▸ TASK INSTRUCTIONS:
Update everything from the start of the records down to the line containing "right-panel: Time Survivor" by replacing "legend-box" with "legend-outline". Return only those lines, with everything else unchanged.
* Start *
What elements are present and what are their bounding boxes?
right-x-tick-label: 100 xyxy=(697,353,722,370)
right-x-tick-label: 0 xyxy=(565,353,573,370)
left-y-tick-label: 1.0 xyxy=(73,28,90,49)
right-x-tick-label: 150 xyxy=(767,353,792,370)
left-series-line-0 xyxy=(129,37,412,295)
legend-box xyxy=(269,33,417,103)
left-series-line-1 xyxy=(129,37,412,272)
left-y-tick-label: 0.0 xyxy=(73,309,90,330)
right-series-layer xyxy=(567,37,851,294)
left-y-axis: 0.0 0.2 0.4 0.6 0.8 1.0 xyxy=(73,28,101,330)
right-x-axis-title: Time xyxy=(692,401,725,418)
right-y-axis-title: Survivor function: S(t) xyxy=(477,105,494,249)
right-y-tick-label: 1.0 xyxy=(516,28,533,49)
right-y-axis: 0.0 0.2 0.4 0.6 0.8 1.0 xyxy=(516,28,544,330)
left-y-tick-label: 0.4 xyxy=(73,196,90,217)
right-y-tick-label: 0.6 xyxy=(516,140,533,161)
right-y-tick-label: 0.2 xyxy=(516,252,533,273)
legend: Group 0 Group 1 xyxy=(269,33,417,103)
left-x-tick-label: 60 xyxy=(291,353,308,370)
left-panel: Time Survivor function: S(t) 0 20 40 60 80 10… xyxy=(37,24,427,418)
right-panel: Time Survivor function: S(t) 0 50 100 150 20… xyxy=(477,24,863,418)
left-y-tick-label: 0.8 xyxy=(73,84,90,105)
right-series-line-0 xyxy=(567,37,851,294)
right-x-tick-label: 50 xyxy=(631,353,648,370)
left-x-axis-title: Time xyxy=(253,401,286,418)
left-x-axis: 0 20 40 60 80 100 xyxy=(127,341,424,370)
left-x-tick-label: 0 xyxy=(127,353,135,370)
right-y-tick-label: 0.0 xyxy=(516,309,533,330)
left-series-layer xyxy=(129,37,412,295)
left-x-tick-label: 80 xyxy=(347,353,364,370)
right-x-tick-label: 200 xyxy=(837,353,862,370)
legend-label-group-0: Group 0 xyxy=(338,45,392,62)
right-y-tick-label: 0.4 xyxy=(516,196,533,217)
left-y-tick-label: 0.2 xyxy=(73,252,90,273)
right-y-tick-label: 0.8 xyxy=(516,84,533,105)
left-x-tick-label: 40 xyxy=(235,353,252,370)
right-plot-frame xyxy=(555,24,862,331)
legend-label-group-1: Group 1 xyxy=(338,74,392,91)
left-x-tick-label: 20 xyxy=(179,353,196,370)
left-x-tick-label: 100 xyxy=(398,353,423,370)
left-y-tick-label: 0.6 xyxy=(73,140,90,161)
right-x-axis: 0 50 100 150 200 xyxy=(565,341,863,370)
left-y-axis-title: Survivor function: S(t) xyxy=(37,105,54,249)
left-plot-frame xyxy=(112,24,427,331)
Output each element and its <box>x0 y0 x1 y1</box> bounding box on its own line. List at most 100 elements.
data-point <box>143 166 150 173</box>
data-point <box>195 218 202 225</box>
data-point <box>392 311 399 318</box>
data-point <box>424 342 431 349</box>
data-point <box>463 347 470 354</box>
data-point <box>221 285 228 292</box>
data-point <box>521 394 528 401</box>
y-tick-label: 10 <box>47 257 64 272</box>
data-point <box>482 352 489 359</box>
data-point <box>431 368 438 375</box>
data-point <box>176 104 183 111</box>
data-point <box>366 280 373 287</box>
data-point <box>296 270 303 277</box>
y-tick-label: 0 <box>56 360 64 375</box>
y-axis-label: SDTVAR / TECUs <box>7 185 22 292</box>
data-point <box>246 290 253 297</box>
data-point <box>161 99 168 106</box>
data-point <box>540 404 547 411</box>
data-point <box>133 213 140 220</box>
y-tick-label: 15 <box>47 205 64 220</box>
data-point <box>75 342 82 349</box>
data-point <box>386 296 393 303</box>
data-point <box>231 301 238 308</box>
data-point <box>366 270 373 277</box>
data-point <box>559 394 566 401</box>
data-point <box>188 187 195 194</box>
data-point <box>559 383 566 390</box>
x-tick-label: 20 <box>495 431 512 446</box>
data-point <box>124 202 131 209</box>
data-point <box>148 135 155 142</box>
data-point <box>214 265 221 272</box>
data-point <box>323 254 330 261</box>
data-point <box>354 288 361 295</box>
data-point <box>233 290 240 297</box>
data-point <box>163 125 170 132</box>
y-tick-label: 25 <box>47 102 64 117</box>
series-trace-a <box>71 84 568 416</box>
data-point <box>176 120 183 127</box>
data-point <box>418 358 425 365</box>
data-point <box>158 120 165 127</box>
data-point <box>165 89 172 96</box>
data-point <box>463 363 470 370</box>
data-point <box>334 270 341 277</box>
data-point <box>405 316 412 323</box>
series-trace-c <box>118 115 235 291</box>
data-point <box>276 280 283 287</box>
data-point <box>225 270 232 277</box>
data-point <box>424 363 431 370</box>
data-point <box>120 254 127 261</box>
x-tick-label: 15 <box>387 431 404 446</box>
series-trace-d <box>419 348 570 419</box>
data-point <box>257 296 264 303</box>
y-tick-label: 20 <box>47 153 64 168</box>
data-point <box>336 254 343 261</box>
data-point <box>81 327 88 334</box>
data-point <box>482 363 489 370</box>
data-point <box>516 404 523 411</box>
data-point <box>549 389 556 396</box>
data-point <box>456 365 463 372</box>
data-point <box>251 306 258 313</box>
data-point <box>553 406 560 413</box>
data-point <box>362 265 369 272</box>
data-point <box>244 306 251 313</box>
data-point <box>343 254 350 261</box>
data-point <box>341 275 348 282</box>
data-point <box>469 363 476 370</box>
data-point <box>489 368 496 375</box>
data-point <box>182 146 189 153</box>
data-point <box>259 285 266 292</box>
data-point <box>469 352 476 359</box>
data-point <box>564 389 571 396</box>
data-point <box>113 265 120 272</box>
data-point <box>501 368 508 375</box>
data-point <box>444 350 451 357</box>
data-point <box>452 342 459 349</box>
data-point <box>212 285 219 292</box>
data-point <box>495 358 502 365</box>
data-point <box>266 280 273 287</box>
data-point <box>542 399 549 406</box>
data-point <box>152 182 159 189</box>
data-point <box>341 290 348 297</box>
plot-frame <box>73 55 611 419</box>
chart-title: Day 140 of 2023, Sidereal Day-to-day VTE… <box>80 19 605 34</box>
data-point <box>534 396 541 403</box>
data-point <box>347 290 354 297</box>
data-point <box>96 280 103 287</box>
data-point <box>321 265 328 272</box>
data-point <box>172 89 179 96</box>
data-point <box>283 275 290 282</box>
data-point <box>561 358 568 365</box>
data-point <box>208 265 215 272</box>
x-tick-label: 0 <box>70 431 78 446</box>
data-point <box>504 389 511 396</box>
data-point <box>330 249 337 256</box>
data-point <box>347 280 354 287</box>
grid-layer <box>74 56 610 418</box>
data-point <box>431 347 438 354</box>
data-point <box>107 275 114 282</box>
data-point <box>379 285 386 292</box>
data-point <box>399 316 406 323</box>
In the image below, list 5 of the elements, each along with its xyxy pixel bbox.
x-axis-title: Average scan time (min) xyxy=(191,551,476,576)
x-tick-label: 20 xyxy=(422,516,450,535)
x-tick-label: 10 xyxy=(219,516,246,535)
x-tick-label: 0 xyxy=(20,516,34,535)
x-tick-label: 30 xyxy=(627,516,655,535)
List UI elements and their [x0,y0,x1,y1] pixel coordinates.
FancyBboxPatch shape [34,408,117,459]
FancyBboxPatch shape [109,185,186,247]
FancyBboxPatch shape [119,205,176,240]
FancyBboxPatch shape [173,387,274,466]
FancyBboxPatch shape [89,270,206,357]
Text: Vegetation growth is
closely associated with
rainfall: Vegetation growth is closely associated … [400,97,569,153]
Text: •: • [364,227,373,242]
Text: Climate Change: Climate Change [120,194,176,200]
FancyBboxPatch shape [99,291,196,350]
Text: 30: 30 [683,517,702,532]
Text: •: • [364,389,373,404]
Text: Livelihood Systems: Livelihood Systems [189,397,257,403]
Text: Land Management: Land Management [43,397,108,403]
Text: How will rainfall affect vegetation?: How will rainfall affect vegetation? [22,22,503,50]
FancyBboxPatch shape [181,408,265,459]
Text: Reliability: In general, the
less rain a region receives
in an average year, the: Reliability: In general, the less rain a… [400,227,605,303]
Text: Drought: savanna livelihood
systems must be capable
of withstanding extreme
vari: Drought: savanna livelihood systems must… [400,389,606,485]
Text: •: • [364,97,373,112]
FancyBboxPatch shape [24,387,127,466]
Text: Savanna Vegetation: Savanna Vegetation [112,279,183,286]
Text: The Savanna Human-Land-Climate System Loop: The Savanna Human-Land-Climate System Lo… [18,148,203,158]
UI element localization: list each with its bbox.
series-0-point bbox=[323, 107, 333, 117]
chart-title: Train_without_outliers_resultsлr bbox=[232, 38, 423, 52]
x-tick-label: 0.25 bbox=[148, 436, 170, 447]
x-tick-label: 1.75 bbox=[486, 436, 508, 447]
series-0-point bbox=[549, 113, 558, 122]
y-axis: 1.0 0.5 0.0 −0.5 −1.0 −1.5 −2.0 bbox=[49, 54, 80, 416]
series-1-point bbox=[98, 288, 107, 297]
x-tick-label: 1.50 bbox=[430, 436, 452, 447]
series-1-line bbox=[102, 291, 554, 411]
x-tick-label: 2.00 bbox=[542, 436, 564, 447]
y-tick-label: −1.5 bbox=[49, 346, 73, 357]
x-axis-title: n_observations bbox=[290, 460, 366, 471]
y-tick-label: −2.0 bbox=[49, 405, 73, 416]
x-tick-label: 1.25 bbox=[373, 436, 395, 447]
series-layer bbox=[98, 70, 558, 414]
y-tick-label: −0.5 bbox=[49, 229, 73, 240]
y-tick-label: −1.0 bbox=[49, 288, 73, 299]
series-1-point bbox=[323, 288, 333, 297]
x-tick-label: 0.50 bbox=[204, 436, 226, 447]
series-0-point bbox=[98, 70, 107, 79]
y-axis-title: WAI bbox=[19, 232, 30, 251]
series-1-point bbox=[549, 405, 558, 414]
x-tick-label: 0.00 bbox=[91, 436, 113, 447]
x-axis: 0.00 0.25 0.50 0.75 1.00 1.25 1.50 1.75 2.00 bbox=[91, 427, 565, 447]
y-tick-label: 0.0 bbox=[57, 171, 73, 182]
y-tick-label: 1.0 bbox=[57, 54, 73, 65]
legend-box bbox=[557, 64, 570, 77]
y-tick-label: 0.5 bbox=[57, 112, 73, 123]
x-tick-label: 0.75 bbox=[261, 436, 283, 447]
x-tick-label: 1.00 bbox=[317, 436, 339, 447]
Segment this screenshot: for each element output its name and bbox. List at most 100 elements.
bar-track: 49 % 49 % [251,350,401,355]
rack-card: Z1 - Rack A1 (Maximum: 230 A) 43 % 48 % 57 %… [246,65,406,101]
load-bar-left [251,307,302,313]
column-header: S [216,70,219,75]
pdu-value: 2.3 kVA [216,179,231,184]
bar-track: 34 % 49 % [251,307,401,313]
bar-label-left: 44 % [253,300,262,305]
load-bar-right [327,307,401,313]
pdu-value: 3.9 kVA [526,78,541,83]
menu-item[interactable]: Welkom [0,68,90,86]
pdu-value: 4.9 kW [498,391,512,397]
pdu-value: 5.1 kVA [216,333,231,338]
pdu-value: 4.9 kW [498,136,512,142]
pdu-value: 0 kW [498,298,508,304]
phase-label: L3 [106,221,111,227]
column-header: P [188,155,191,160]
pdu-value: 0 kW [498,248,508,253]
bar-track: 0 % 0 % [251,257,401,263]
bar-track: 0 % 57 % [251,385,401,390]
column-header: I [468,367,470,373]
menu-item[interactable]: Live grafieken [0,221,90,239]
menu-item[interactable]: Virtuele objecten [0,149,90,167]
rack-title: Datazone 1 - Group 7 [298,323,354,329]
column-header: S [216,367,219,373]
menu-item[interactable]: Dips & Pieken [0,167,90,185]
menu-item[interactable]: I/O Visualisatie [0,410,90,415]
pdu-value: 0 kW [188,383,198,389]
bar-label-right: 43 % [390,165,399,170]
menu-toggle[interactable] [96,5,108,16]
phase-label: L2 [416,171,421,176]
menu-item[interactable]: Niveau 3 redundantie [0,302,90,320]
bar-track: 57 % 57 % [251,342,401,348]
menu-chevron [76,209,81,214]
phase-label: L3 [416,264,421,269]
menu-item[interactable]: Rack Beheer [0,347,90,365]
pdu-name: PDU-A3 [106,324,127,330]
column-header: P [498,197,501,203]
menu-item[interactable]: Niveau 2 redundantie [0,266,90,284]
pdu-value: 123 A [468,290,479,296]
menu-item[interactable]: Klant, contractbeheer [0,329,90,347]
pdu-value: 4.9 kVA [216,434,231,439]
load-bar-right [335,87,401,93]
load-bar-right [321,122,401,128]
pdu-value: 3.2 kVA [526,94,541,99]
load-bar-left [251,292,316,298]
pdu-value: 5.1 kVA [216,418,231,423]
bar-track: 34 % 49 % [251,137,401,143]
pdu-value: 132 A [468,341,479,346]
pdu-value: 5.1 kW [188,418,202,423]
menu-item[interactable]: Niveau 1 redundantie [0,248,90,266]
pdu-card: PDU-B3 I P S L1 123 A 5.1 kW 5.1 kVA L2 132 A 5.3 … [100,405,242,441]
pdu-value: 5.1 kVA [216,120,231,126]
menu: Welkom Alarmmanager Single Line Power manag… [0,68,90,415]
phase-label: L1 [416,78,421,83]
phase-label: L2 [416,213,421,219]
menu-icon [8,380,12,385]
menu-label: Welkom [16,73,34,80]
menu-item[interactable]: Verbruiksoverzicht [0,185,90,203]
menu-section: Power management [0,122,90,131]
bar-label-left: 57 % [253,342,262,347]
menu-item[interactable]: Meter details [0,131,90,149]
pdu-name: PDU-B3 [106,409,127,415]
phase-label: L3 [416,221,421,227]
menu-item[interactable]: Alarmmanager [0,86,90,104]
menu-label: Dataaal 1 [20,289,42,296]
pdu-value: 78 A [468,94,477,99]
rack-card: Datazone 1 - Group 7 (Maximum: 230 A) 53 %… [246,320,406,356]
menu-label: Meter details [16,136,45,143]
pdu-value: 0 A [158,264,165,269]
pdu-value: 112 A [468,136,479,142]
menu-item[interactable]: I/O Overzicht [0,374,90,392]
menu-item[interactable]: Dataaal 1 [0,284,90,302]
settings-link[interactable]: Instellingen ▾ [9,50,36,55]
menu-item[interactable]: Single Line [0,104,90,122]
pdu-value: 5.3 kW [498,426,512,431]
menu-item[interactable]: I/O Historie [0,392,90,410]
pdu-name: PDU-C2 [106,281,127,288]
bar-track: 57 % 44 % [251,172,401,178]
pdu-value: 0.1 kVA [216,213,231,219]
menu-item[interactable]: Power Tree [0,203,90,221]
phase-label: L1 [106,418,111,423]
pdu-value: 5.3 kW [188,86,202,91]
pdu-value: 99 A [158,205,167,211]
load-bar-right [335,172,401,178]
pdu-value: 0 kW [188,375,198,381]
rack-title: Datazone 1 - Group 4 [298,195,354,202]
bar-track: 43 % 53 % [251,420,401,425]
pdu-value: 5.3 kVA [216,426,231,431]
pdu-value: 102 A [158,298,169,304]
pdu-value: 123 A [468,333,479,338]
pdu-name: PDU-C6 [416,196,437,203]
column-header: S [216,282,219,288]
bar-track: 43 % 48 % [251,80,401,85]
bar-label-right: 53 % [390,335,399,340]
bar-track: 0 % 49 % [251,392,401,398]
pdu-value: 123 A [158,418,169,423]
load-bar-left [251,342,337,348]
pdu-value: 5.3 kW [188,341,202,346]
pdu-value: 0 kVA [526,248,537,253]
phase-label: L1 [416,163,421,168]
* End *
▸ ANSWER IN FULL:
What elements are present and what are their bounding boxes?
right-x-tick-label: 100 xyxy=(697,353,722,370)
right-x-tick-label: 0 xyxy=(565,353,573,370)
left-y-tick-label: 1.0 xyxy=(73,28,90,49)
right-x-tick-label: 150 xyxy=(767,353,792,370)
left-series-line-0 xyxy=(129,37,412,295)
legend-outline xyxy=(269,33,417,103)
left-series-line-1 xyxy=(129,37,412,272)
left-y-tick-label: 0.0 xyxy=(73,309,90,330)
right-series-layer xyxy=(567,37,851,294)
left-y-axis: 0.0 0.2 0.4 0.6 0.8 1.0 xyxy=(73,28,101,330)
right-x-axis-title: Time xyxy=(692,401,725,418)
right-y-axis-title: Survivor function: S(t) xyxy=(477,105,494,249)
right-y-tick-label: 1.0 xyxy=(516,28,533,49)
right-y-axis: 0.0 0.2 0.4 0.6 0.8 1.0 xyxy=(516,28,544,330)
left-y-tick-label: 0.4 xyxy=(73,196,90,217)
right-y-tick-label: 0.6 xyxy=(516,140,533,161)
right-y-tick-label: 0.2 xyxy=(516,252,533,273)
legend: Group 0 Group 1 xyxy=(269,33,417,103)
left-x-tick-label: 60 xyxy=(291,353,308,370)
left-panel: Time Survivor function: S(t) 0 20 40 60 80 10… xyxy=(37,24,427,418)
right-panel: Time Survivor function: S(t) 0 50 100 150 20… xyxy=(477,24,863,418)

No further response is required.